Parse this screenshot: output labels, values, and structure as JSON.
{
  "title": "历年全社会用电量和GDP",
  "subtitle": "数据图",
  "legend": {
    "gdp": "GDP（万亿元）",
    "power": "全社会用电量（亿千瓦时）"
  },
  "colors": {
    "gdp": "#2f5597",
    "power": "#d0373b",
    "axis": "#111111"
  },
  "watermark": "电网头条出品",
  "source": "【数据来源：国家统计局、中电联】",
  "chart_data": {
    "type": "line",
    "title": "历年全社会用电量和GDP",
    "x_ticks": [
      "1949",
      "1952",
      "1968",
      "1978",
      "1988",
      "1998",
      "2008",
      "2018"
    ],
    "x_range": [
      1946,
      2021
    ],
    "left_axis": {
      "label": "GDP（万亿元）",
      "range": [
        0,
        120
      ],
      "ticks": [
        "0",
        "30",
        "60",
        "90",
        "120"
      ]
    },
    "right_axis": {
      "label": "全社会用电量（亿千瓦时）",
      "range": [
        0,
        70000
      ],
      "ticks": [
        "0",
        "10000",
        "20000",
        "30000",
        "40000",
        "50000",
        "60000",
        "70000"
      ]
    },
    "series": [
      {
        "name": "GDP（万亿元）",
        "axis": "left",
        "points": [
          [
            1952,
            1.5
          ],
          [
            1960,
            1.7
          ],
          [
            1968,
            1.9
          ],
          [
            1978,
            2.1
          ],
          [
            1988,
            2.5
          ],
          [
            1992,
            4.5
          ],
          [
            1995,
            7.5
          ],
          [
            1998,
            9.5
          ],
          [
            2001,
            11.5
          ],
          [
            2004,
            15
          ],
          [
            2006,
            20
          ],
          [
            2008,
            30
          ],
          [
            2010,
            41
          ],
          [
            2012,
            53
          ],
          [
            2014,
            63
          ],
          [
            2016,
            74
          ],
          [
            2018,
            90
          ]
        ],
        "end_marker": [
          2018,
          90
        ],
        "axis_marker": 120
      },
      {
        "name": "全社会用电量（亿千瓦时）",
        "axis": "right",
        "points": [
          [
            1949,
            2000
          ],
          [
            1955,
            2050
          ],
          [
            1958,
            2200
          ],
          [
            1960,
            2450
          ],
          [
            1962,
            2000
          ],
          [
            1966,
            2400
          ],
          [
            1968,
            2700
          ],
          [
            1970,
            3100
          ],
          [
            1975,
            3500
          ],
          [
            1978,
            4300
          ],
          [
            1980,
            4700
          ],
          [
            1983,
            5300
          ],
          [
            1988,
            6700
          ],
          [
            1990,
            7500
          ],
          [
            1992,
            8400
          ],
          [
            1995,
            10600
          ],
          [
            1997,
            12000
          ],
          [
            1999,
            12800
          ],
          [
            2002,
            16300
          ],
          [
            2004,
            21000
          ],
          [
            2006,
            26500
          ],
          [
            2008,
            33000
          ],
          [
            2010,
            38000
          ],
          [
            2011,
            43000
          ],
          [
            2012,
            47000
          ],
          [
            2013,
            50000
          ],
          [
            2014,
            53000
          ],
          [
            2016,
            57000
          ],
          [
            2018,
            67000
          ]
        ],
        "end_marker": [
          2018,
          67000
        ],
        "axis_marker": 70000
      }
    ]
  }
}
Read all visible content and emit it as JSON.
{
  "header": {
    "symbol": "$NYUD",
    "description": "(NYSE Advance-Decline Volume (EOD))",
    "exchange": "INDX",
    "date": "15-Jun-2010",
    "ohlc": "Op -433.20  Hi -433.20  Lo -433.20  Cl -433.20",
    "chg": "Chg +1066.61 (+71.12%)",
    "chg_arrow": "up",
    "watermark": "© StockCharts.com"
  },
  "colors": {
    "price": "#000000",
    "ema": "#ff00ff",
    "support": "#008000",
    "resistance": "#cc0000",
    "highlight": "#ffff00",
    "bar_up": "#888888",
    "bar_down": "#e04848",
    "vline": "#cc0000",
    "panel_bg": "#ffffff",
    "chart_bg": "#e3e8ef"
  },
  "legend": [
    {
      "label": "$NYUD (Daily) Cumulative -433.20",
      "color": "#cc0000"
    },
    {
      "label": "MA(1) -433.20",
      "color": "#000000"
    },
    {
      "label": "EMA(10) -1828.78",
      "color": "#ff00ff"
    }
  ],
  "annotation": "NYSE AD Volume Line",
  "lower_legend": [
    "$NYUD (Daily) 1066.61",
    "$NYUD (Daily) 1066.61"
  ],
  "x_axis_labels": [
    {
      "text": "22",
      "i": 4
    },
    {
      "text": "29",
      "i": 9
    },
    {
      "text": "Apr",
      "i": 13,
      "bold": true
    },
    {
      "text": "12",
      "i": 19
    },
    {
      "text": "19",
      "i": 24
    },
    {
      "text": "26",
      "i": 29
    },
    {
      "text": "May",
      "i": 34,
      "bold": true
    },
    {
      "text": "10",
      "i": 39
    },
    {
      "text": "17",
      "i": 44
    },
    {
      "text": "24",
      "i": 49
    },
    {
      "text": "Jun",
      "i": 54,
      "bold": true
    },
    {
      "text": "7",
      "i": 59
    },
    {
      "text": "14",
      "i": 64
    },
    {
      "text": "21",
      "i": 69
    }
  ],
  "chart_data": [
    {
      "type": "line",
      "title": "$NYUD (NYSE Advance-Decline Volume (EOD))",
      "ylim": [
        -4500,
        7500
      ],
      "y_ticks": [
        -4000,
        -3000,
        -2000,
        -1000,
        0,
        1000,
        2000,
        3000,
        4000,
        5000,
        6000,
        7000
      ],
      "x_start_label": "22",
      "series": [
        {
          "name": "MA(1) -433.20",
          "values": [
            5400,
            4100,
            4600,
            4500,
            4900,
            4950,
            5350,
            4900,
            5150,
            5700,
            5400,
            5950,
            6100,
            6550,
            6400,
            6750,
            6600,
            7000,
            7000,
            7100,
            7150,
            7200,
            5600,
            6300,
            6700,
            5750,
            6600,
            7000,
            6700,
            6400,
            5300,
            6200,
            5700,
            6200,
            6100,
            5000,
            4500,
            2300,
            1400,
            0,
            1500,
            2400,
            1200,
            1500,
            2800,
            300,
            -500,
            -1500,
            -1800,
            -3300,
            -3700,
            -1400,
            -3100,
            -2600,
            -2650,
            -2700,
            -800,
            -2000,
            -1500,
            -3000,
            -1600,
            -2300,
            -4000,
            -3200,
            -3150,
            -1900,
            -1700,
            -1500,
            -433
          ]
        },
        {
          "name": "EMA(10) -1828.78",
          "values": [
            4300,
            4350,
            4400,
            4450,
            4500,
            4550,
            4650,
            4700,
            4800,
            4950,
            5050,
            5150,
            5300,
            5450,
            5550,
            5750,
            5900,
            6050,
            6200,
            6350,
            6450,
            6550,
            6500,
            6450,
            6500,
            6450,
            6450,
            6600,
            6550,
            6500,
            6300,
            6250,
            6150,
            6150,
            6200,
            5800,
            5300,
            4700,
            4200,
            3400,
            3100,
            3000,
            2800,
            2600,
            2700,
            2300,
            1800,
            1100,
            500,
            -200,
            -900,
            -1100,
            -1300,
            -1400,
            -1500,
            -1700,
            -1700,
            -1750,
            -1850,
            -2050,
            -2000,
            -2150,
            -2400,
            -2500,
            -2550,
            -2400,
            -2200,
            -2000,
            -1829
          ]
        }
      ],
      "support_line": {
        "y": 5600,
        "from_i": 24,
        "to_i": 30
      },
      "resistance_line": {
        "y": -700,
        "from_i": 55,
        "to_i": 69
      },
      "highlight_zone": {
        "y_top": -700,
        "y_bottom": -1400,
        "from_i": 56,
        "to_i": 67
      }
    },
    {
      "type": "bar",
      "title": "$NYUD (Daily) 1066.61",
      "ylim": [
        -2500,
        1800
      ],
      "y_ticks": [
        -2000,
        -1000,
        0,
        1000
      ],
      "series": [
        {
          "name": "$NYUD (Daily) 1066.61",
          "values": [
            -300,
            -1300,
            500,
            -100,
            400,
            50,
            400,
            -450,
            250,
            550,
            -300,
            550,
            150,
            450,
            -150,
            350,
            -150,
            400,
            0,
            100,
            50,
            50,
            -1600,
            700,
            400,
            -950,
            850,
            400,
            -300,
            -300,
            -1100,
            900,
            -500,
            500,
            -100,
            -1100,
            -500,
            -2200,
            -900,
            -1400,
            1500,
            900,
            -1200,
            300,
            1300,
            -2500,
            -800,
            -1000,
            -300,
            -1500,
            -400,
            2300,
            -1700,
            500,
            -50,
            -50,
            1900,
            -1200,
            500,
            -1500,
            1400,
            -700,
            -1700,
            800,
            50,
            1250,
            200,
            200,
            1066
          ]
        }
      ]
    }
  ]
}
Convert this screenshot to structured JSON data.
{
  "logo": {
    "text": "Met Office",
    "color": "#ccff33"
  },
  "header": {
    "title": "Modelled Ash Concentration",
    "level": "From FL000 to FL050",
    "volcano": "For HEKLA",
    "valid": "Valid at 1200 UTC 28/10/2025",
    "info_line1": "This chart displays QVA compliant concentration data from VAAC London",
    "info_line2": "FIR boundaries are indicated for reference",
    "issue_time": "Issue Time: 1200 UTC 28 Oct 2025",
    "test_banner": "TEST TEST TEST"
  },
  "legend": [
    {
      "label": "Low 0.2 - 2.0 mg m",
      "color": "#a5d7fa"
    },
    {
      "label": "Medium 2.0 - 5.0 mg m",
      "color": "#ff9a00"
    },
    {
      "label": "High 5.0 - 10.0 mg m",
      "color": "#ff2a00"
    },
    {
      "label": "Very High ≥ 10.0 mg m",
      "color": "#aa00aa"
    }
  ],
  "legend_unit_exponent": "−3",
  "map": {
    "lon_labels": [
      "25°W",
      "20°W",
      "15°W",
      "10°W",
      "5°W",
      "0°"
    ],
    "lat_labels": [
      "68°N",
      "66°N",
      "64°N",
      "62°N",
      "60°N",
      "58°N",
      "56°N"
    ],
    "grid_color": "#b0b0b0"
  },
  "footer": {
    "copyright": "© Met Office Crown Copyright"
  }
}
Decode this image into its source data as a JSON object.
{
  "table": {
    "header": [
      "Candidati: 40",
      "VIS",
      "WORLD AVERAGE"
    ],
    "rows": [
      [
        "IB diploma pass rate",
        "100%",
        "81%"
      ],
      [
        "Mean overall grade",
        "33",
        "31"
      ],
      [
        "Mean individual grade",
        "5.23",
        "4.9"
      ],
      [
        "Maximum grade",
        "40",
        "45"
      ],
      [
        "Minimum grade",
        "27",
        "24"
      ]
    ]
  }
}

§ §

Every line from the one containing "Decode this image" through the end of the data must be repeated exactly, and no other line.

Decode this image into its source data as a JSON object.
{
  "table": {
    "header": [
      "Candidati: 40",
      "VIS",
      "WORLD AVERAGE"
    ],
    "rows": [
      [
        "IB diploma pass rate",
        "100%",
        "81%"
      ],
      [
        "Mean overall grade",
        "33",
        "31"
      ],
      [
        "Mean individual grade",
        "5.23",
        "4.9"
      ],
      [
        "Maximum grade",
        "40",
        "45"
      ],
      [
        "Minimum grade",
        "27",
        "24"
      ]
    ]
  }
}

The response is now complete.